Goal: Write out, exactly as they appear, only the lines running from the line with "Read this page and output its text content." to the final line of the listing; include both.

Raw data:
----

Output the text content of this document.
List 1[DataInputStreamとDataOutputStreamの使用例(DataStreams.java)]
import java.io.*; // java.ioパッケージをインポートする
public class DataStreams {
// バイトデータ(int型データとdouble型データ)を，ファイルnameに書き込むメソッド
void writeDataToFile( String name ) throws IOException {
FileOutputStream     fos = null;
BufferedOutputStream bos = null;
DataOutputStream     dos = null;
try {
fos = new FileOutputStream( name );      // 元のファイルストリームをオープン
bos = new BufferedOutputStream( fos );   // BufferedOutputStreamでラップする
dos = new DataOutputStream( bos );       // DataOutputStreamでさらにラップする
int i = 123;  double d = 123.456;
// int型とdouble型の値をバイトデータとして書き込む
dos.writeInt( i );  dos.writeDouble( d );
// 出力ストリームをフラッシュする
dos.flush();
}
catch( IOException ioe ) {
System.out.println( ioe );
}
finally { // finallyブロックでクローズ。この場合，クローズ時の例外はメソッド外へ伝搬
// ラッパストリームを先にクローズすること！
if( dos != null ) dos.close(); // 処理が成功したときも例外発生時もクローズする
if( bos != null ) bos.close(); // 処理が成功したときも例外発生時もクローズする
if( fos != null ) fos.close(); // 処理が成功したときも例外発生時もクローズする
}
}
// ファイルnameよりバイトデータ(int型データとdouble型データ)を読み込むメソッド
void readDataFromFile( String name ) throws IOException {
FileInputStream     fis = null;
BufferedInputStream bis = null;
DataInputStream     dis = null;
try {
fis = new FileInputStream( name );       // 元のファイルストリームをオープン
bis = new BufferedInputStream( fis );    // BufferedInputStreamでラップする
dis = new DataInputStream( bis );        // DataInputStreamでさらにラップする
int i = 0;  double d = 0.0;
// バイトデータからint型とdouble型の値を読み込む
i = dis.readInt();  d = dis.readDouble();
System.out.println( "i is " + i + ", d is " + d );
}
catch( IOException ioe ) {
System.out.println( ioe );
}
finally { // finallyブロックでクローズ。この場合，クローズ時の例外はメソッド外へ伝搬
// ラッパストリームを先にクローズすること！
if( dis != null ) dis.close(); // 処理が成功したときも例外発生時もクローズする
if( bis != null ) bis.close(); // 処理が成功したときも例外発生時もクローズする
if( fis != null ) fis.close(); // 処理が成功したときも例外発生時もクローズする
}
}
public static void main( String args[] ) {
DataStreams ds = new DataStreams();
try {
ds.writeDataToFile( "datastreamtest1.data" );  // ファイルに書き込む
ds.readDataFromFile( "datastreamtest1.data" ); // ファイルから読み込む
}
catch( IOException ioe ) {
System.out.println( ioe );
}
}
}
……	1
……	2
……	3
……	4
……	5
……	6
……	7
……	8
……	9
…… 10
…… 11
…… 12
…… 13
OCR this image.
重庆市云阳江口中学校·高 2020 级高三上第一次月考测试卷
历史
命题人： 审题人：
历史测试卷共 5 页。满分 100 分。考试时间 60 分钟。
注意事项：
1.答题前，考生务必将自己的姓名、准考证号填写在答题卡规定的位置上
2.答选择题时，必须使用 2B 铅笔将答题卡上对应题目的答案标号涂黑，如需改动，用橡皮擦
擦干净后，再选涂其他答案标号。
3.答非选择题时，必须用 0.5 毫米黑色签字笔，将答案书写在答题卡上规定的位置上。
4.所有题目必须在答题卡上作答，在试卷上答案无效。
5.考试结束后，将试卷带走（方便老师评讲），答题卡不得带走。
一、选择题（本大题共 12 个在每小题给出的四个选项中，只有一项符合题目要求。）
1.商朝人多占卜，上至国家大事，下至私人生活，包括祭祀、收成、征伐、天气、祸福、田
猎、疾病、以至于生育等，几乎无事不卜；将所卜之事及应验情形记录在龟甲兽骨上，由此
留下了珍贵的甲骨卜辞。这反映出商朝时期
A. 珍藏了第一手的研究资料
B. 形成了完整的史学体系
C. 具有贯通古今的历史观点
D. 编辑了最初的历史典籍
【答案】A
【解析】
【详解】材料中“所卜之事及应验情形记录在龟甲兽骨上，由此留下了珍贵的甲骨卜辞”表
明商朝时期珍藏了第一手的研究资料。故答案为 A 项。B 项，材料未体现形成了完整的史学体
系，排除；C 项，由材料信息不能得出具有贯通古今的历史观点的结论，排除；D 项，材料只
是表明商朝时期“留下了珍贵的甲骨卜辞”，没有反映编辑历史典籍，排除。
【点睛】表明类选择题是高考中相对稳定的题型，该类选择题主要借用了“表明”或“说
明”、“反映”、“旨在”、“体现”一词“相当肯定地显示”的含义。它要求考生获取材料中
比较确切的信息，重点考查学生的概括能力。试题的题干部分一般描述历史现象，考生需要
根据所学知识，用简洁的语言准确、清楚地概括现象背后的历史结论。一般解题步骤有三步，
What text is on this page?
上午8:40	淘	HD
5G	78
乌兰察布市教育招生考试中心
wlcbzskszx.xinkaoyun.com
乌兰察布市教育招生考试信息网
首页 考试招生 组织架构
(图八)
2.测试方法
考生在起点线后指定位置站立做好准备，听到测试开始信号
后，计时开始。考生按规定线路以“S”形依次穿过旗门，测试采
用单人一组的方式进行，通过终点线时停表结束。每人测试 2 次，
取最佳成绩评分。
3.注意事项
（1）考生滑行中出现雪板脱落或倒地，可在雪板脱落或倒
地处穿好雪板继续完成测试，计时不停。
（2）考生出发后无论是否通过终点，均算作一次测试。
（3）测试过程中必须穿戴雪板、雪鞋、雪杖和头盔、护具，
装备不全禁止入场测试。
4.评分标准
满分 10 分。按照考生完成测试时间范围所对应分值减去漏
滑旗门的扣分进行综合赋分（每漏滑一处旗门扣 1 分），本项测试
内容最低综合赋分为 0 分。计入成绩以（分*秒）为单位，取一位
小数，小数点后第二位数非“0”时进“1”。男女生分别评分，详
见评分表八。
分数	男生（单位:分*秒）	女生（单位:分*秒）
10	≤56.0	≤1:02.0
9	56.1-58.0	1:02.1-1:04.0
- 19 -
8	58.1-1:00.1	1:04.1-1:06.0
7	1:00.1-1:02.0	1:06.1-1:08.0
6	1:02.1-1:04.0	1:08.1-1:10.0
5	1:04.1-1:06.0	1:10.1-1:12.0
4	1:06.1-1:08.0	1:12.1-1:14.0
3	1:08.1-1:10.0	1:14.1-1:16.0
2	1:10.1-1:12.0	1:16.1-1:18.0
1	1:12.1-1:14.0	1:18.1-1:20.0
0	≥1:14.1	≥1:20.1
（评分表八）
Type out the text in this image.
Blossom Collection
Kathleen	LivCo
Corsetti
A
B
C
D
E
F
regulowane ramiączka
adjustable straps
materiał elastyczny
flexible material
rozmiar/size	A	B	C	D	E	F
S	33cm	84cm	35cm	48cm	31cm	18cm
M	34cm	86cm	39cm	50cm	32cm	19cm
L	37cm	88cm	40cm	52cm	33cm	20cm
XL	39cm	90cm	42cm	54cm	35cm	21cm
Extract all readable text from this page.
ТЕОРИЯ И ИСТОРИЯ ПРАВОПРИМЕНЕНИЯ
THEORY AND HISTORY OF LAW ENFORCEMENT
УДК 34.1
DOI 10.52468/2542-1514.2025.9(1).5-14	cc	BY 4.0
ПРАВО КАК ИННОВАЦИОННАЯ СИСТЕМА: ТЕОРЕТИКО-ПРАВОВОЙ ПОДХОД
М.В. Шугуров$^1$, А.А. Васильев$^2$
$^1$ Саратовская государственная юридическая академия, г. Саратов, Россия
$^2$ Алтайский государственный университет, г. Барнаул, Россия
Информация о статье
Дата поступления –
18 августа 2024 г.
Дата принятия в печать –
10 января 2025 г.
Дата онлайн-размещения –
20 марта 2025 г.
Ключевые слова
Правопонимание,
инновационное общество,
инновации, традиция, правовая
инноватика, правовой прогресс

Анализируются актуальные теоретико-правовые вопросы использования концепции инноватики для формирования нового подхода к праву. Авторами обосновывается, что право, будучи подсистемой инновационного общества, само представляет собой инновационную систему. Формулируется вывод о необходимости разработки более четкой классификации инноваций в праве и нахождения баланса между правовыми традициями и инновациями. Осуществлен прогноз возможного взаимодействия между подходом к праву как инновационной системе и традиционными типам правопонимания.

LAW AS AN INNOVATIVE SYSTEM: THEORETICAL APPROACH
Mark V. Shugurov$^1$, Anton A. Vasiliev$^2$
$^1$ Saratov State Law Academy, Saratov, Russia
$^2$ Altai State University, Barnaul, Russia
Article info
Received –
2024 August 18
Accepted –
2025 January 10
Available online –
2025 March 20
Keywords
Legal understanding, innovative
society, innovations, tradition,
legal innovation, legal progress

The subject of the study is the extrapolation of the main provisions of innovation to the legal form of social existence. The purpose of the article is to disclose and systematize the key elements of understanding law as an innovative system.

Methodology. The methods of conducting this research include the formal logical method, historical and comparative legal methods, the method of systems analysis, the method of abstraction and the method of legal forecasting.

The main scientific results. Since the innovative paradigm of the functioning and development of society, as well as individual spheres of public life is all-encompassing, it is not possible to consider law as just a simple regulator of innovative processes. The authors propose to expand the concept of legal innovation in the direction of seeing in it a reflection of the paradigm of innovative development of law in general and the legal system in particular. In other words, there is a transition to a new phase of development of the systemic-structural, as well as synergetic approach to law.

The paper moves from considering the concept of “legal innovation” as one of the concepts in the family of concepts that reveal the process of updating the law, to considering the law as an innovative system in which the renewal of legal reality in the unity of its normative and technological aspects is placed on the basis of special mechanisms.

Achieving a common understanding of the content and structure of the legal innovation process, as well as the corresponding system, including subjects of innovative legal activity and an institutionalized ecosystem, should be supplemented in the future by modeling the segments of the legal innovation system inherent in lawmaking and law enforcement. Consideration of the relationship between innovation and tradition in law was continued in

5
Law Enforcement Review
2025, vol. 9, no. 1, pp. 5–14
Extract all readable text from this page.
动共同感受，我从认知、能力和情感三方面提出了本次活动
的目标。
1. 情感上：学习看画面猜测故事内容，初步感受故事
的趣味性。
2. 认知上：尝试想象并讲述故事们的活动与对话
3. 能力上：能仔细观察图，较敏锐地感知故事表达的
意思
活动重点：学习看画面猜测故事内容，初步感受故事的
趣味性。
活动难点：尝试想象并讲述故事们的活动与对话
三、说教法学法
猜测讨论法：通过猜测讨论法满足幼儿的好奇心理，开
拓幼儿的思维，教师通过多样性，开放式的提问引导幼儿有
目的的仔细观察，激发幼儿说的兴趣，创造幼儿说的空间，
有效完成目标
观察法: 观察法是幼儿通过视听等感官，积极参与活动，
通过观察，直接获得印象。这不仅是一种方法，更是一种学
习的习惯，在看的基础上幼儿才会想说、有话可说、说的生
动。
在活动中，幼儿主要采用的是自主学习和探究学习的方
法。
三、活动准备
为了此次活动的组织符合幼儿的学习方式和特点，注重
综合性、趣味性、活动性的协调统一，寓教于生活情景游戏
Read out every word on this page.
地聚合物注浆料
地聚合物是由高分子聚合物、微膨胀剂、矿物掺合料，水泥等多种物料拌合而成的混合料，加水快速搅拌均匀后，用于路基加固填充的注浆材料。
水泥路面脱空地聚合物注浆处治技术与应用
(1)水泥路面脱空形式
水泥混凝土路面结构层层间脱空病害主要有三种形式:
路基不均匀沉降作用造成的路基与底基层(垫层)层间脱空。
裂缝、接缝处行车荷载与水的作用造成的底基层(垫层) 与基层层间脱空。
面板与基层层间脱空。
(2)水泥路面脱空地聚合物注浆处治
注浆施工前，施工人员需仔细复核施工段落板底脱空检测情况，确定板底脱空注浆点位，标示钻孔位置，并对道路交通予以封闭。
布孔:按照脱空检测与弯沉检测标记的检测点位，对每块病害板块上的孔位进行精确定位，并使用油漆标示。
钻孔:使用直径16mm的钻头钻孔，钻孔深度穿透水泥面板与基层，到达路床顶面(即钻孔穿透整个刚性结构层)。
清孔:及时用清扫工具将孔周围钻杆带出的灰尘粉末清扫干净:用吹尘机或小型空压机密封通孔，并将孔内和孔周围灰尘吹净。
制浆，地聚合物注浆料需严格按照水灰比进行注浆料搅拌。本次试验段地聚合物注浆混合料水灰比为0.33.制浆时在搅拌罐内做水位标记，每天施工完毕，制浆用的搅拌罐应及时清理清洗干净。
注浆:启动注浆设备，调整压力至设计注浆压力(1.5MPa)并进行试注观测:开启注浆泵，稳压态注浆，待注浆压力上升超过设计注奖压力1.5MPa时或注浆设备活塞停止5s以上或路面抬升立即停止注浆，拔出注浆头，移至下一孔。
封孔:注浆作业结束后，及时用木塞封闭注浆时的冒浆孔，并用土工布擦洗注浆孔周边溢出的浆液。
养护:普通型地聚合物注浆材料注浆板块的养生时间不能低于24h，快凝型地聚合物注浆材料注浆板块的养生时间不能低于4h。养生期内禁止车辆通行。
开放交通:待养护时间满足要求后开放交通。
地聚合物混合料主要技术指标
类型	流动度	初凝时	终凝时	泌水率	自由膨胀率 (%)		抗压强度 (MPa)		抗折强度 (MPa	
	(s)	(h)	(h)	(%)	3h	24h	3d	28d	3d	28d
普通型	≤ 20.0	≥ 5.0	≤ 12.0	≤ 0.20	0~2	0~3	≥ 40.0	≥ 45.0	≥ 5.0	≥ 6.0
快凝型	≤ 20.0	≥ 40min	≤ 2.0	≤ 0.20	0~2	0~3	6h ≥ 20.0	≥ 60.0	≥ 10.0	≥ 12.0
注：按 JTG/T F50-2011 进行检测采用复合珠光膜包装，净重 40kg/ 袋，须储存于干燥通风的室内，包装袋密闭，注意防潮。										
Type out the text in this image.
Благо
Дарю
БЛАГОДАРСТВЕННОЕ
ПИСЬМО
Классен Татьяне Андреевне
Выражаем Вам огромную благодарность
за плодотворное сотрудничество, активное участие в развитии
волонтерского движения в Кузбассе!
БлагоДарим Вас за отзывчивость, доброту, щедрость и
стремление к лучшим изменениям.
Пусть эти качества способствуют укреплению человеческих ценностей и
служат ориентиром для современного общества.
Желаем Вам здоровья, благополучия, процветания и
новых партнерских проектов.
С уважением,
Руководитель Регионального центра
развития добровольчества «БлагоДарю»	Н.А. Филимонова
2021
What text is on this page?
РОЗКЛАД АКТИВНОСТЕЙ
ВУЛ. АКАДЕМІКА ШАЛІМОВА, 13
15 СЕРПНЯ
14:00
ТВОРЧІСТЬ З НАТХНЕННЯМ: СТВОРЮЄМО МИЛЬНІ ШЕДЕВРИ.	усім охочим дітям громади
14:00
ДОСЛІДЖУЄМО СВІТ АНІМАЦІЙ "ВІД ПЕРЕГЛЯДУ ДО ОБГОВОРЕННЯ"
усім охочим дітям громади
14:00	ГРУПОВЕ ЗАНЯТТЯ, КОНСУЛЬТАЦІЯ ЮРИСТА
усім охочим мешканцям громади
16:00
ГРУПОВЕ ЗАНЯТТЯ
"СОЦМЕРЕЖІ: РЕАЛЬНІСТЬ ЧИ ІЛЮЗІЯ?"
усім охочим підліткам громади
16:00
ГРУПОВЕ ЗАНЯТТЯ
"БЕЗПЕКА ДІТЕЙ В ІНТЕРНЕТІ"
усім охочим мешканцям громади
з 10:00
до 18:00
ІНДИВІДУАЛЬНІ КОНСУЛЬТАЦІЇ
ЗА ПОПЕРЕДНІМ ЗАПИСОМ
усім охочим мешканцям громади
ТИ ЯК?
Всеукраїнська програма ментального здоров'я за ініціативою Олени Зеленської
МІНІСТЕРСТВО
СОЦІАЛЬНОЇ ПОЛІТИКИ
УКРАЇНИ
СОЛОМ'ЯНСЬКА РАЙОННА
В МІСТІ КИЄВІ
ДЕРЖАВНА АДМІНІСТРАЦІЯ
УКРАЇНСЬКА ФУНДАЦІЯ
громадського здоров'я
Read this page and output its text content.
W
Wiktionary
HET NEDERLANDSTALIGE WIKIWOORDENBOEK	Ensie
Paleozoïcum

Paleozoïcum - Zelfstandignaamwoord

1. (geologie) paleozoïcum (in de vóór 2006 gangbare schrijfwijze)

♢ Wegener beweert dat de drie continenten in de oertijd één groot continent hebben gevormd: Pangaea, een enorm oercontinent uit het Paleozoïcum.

----

Reply:
Read this page and output its text content.
W
Wiktionary
HET NEDERLANDSTALIGE WIKIWOORDENBOEK	Ensie
Paleozoïcum

Paleozoïcum - Zelfstandignaamwoord

1. (geologie) paleozoïcum (in de vóór 2006 gangbare schrijfwijze)

♢ Wegener beweert dat de drie continenten in de oertijd één groot continent hebben gevormd: Pangaea, een enorm oercontinent uit het Paleozoïcum.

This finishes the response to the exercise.